(Items from a figure collection)
····················

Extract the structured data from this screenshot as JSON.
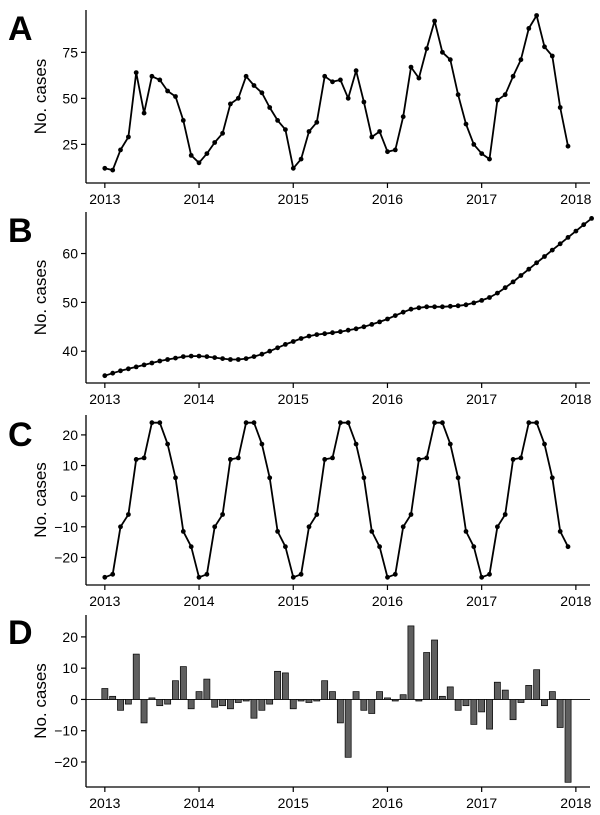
{
  "chart_data": [
    {
      "panel": "A",
      "type": "line",
      "title": "",
      "xlabel": "",
      "ylabel": "No. cases",
      "xlim": [
        2012.8,
        2018.15
      ],
      "ylim": [
        4,
        98
      ],
      "x_ticks": [
        2013,
        2014,
        2015,
        2016,
        2017,
        2018
      ],
      "y_ticks": [
        25,
        50,
        75
      ],
      "start_year": 2013,
      "values": [
        12,
        11,
        22,
        29,
        64,
        42,
        62,
        60,
        54,
        51,
        38,
        19,
        15,
        20,
        26,
        31,
        47,
        50,
        62,
        57,
        53,
        45,
        38,
        33,
        12,
        17,
        32,
        37,
        62,
        59,
        60,
        50,
        65,
        48,
        29,
        32,
        21,
        22,
        40,
        67,
        61,
        77,
        92,
        75,
        71,
        52,
        36,
        25,
        20,
        17,
        49,
        52,
        62,
        71,
        88,
        95,
        78,
        73,
        45,
        24
      ]
    },
    {
      "panel": "B",
      "type": "line",
      "title": "",
      "xlabel": "",
      "ylabel": "No. cases",
      "xlim": [
        2012.8,
        2018.15
      ],
      "ylim": [
        33.5,
        68.5
      ],
      "x_ticks": [
        2013,
        2014,
        2015,
        2016,
        2017,
        2018
      ],
      "y_ticks": [
        40,
        50,
        60
      ],
      "start_year": 2013,
      "values": [
        35.0,
        35.5,
        36.0,
        36.4,
        36.8,
        37.2,
        37.6,
        38.0,
        38.3,
        38.6,
        38.9,
        39.0,
        39.0,
        38.9,
        38.7,
        38.5,
        38.3,
        38.3,
        38.5,
        38.9,
        39.4,
        40.0,
        40.7,
        41.4,
        42.0,
        42.6,
        43.1,
        43.4,
        43.6,
        43.8,
        44.0,
        44.3,
        44.6,
        45.0,
        45.5,
        46.0,
        46.6,
        47.3,
        48.0,
        48.6,
        48.9,
        49.1,
        49.1,
        49.1,
        49.2,
        49.3,
        49.5,
        49.9,
        50.4,
        51.0,
        51.9,
        53.0,
        54.2,
        55.5,
        56.8,
        58.1,
        59.4,
        60.7,
        62.0,
        63.3,
        64.6,
        65.9,
        67.2
      ]
    },
    {
      "panel": "C",
      "type": "line",
      "title": "",
      "xlabel": "",
      "ylabel": "No. cases",
      "xlim": [
        2012.8,
        2018.15
      ],
      "ylim": [
        -29,
        26.5
      ],
      "x_ticks": [
        2013,
        2014,
        2015,
        2016,
        2017,
        2018
      ],
      "y_ticks": [
        -20,
        -10,
        0,
        10,
        20
      ],
      "start_year": 2013,
      "values": [
        -26.5,
        -25.5,
        -10,
        -6,
        12,
        12.5,
        24,
        24,
        17,
        6,
        -11.5,
        -16.5
      ]
    },
    {
      "panel": "D",
      "type": "bar",
      "title": "",
      "xlabel": "",
      "ylabel": "No. cases",
      "xlim": [
        2012.8,
        2018.15
      ],
      "ylim": [
        -28,
        27
      ],
      "x_ticks": [
        2013,
        2014,
        2015,
        2016,
        2017,
        2018
      ],
      "y_ticks": [
        -20,
        -10,
        0,
        10,
        20
      ],
      "start_year": 2013,
      "values": [
        3.5,
        1,
        -3.5,
        -1.5,
        14.5,
        -7.5,
        0.5,
        -2,
        -1.5,
        6,
        10.5,
        -3,
        2.5,
        6.5,
        -2.5,
        -2,
        -3,
        -1,
        -0.5,
        -6,
        -3.5,
        -1.5,
        9,
        8.5,
        -3,
        -0.5,
        -1,
        -0.5,
        6,
        2.5,
        -7.5,
        -18.5,
        2.5,
        -3.5,
        -4.5,
        2.5,
        0.5,
        -0.5,
        1.5,
        23.5,
        -0.5,
        15,
        19,
        1,
        4,
        -3.5,
        -2,
        -8,
        -4,
        -9.5,
        5.5,
        3,
        -6.5,
        -1,
        4.5,
        9.5,
        -2,
        2.5,
        -9,
        -26.5
      ]
    }
  ]
}
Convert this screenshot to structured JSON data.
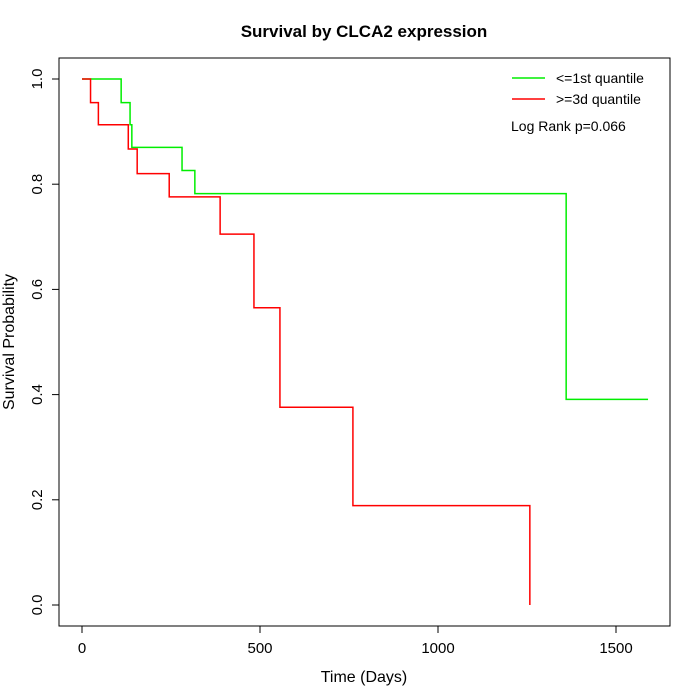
{
  "chart_data": {
    "type": "line",
    "subtype": "kaplan-meier step",
    "title": "Survival by CLCA2 expression",
    "xlabel": "Time (Days)",
    "ylabel": "Survival Probability",
    "xlim": [
      0,
      1650
    ],
    "ylim": [
      0,
      1.0
    ],
    "xticks": [
      0,
      500,
      1000,
      1500
    ],
    "yticks": [
      0.0,
      0.2,
      0.4,
      0.6,
      0.8,
      1.0
    ],
    "ytick_labels": [
      "0.0",
      "0.2",
      "0.4",
      "0.6",
      "0.8",
      "1.0"
    ],
    "grid": false,
    "legend_position": "top-right",
    "annotation": "Log Rank p=0.066",
    "series": [
      {
        "name": "<=1st quantile",
        "color": "#00ee00",
        "x": [
          0,
          110,
          135,
          140,
          281,
          317,
          1360,
          1590
        ],
        "y": [
          1.0,
          0.955,
          0.913,
          0.87,
          0.826,
          0.782,
          0.391,
          0.391
        ]
      },
      {
        "name": ">=3d quantile",
        "color": "#ff0000",
        "x": [
          0,
          24,
          46,
          130,
          155,
          245,
          388,
          483,
          556,
          761,
          1258
        ],
        "y": [
          1.0,
          0.955,
          0.913,
          0.867,
          0.82,
          0.776,
          0.705,
          0.565,
          0.376,
          0.189,
          0.0
        ]
      }
    ]
  }
}
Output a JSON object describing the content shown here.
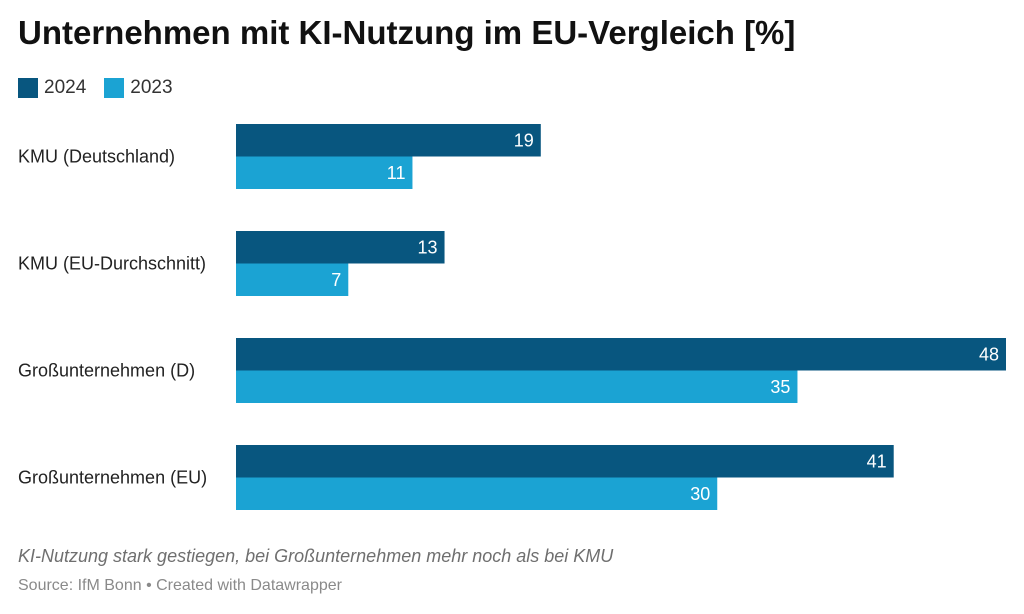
{
  "chart_data": {
    "type": "bar",
    "orientation": "horizontal",
    "title": "Unternehmen mit KI-Nutzung im EU-Vergleich [%]",
    "categories": [
      "KMU (Deutschland)",
      "KMU (EU-Durchschnitt)",
      "Großunternehmen (D)",
      "Großunternehmen (EU)"
    ],
    "series": [
      {
        "name": "2024",
        "color": "#08567f",
        "values": [
          19,
          13,
          48,
          41
        ]
      },
      {
        "name": "2023",
        "color": "#1ba3d3",
        "values": [
          11,
          7,
          35,
          30
        ]
      }
    ],
    "xlim": [
      0,
      48
    ],
    "grid": false,
    "legend_position": "top-left"
  },
  "subtitle": "KI-Nutzung stark gestiegen, bei Großunternehmen mehr noch als bei KMU",
  "source": "Source: IfM Bonn • Created with Datawrapper"
}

····················

Work to complete:
Select every line where the word "color" occurs.

Solution below:
        "color": "#00ee00",
        "color": "#ff0000",
        "color": "#08567f",
        "color": "#1ba3d3",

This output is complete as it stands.